** start Material provided **

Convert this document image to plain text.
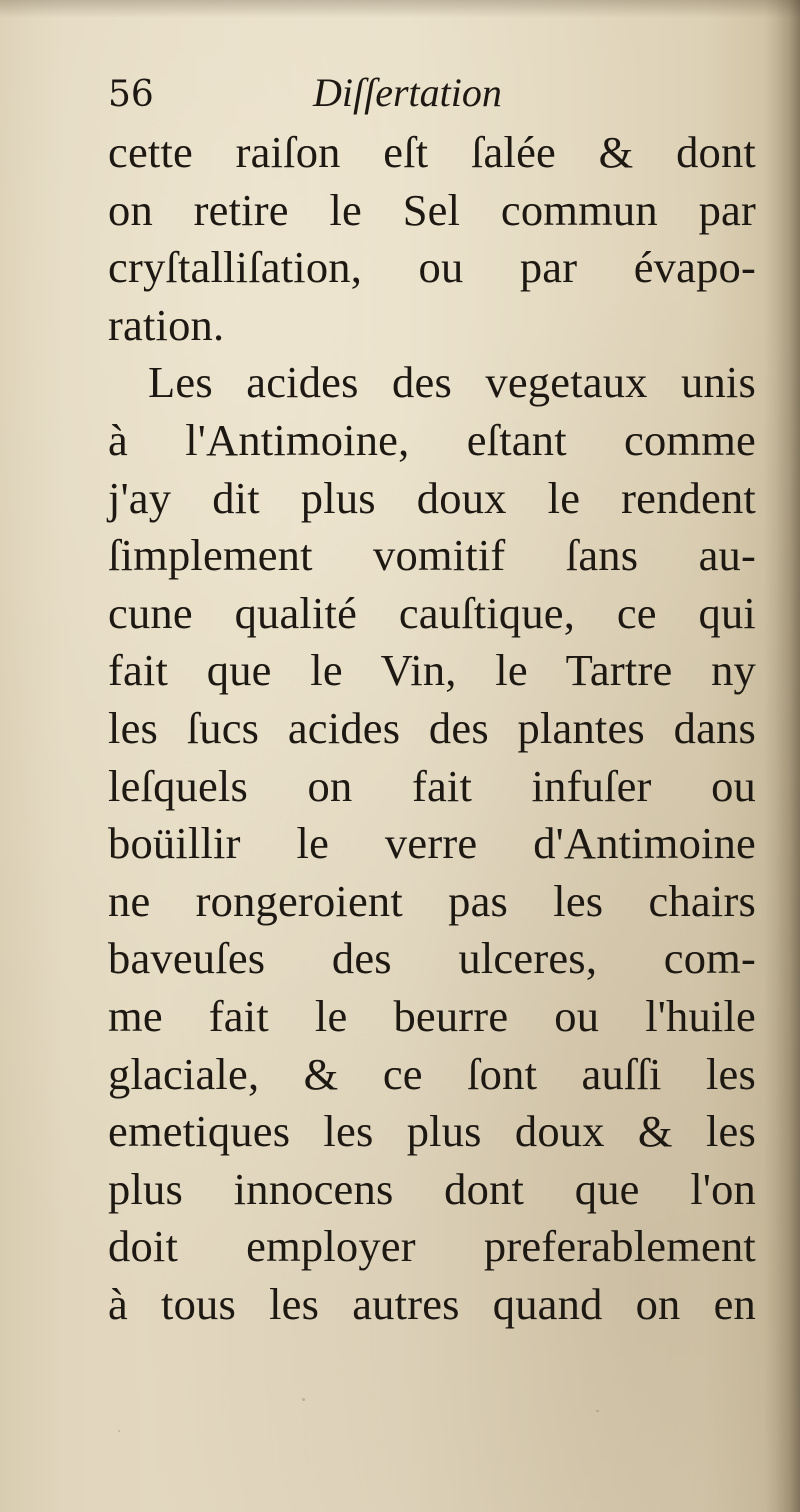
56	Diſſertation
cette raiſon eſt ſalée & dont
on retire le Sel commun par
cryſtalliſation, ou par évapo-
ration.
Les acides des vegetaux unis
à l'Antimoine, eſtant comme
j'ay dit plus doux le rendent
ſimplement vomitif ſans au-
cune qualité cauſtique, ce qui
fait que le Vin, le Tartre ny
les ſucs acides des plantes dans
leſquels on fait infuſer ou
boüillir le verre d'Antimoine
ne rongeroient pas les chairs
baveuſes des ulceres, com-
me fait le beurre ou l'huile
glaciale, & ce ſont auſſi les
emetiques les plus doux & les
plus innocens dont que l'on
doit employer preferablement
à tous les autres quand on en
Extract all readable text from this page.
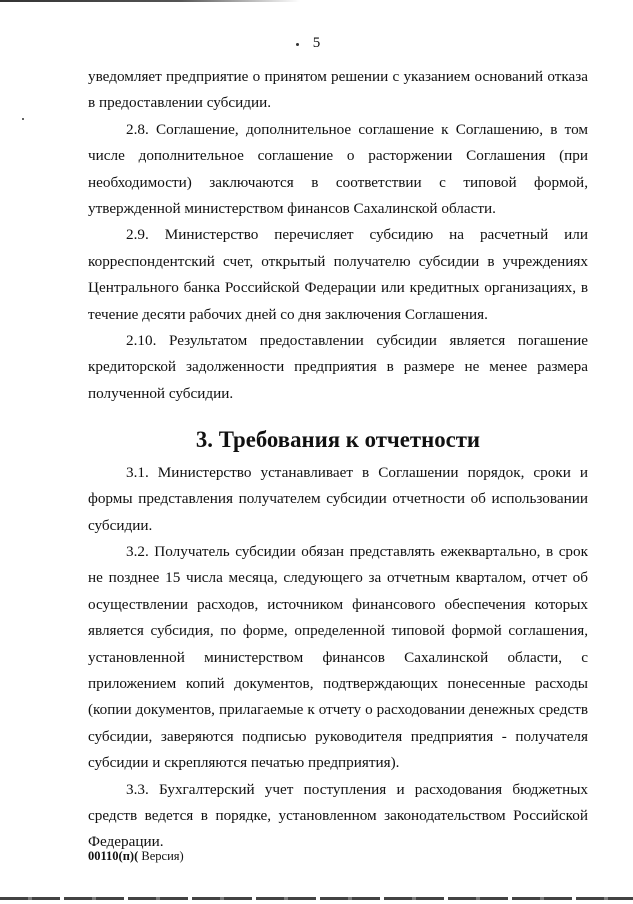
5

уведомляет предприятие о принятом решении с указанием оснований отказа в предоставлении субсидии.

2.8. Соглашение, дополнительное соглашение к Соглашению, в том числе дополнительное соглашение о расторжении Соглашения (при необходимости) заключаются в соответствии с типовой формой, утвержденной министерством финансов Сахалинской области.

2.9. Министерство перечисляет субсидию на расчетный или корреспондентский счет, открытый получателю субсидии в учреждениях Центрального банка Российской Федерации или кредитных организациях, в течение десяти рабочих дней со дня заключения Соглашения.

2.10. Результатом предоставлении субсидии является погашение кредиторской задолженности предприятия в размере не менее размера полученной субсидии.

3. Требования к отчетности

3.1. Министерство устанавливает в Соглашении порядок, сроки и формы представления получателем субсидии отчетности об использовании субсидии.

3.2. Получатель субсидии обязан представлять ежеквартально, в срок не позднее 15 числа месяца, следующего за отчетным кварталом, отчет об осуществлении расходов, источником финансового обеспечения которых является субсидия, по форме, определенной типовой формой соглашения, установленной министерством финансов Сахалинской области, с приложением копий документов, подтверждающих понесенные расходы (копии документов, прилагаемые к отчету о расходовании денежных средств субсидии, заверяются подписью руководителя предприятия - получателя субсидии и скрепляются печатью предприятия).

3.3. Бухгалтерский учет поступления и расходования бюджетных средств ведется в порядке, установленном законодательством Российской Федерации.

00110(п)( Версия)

** end Material provided **

▶ [Stated exercise] Identify each line of the material where the word "типовой" shows up, and copy it.

▶ [Full solution]
2.8. Соглашение, дополнительное соглашение к Соглашению, в том числе дополнительное соглашение о расторжении Соглашения (при необходимости) заключаются в соответствии с типовой формой, утвержденной министерством финансов Сахалинской области.
3.2. Получатель субсидии обязан представлять ежеквартально, в срок не позднее 15 числа месяца, следующего за отчетным кварталом, отчет об осуществлении расходов, источником финансового обеспечения которых является субсидия, по форме, определенной типовой формой соглашения, установленной министерством финансов Сахалинской области, с приложением копий документов, подтверждающих понесенные расходы (копии документов, прилагаемые к отчету о расходовании денежных средств субсидии, заверяются подписью руководителя предприятия - получателя субсидии и скрепляются печатью предприятия).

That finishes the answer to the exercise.